◆ **Aim**: Change "localize" to "locate" everywhere in the entries below and write them out again, leaving everything else unchanged.

Spatial annotation entries
****************************************
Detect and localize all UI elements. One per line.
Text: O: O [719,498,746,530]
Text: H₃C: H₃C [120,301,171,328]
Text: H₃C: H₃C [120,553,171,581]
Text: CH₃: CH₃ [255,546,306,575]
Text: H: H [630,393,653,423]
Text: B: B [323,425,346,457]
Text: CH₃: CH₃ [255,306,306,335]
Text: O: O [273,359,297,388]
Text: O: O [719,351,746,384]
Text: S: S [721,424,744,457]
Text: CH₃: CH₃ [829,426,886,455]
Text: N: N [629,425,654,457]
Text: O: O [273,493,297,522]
****************************************
◆ **Reply**:
Detect and locate all UI elements. One per line.
Text: O: O [719,498,746,530]
Text: H₃C: H₃C [120,301,171,328]
Text: H₃C: H₃C [120,553,171,581]
Text: CH₃: CH₃ [255,546,306,575]
Text: H: H [630,393,653,423]
Text: B: B [323,425,346,457]
Text: CH₃: CH₃ [255,306,306,335]
Text: O: O [273,359,297,388]
Text: O: O [719,351,746,384]
Text: S: S [721,424,744,457]
Text: CH₃: CH₃ [829,426,886,455]
Text: N: N [629,425,654,457]
Text: O: O [273,493,297,522]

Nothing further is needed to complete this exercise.